## Given task
How many lines in this data contain the string "спицы"? Reply with the number only.

## Records
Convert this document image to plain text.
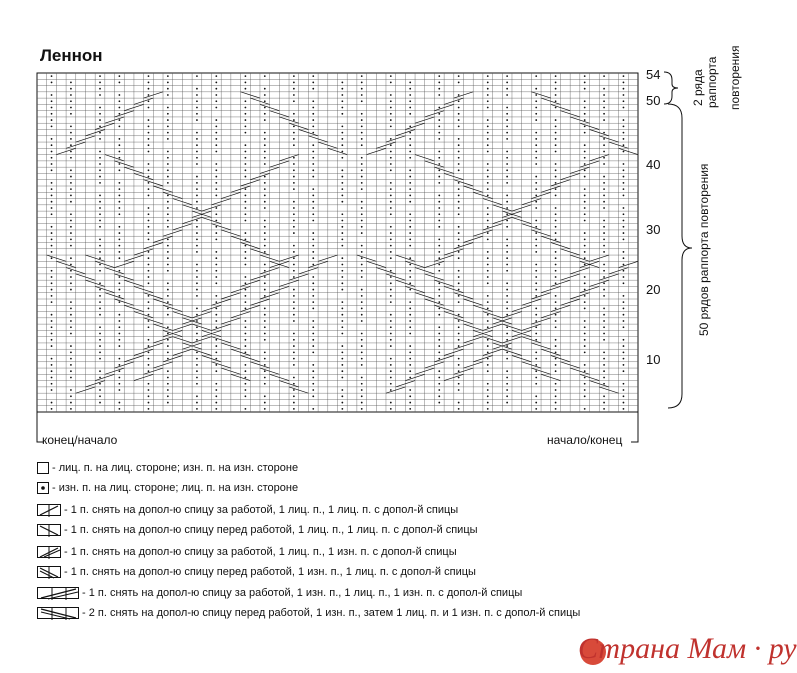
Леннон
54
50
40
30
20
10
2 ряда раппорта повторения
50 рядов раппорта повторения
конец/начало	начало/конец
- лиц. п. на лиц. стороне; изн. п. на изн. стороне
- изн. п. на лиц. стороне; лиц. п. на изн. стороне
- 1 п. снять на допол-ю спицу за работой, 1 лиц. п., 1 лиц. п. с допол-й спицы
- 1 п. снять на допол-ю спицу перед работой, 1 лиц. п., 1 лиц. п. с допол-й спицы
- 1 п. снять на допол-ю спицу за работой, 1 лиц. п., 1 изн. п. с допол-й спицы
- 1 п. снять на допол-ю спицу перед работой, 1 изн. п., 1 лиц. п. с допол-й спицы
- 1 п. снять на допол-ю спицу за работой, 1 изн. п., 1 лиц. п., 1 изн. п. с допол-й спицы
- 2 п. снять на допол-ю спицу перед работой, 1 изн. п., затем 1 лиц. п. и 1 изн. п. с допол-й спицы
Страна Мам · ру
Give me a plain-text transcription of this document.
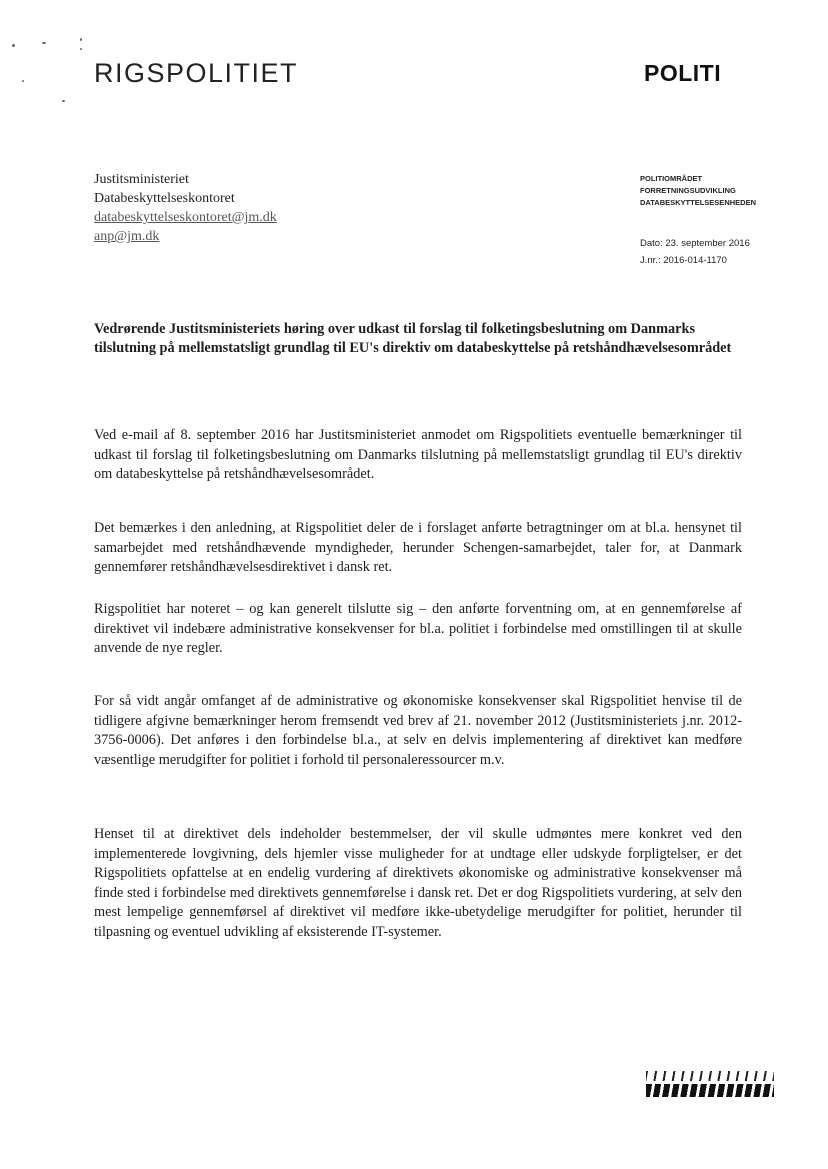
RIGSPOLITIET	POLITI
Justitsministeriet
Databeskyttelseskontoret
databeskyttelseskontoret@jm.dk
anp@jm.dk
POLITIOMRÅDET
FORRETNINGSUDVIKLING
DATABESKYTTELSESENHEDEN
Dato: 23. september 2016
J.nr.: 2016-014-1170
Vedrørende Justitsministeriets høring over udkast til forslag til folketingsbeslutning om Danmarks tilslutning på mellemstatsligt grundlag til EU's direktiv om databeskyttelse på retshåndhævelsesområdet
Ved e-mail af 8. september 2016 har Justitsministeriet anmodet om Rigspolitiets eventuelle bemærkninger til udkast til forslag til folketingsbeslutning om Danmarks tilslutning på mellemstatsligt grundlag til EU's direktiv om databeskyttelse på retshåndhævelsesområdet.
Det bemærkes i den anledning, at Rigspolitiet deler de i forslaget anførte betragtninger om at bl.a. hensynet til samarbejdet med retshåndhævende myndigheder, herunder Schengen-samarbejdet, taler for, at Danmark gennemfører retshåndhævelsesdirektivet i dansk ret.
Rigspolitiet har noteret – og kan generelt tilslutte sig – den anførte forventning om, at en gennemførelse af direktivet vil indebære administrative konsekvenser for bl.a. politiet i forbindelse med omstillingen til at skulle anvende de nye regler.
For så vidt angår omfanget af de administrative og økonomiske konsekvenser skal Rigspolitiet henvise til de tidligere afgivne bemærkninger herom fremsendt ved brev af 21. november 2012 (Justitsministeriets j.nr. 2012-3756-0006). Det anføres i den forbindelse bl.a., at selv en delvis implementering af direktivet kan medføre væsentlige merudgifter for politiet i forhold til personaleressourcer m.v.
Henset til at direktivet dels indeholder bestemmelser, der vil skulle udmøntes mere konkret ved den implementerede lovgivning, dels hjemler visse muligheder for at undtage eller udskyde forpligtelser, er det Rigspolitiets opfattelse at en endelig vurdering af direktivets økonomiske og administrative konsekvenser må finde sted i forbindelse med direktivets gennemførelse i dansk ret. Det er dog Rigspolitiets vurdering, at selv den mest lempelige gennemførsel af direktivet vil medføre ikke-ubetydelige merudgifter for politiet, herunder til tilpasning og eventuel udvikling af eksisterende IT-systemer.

## Solution to this problem
6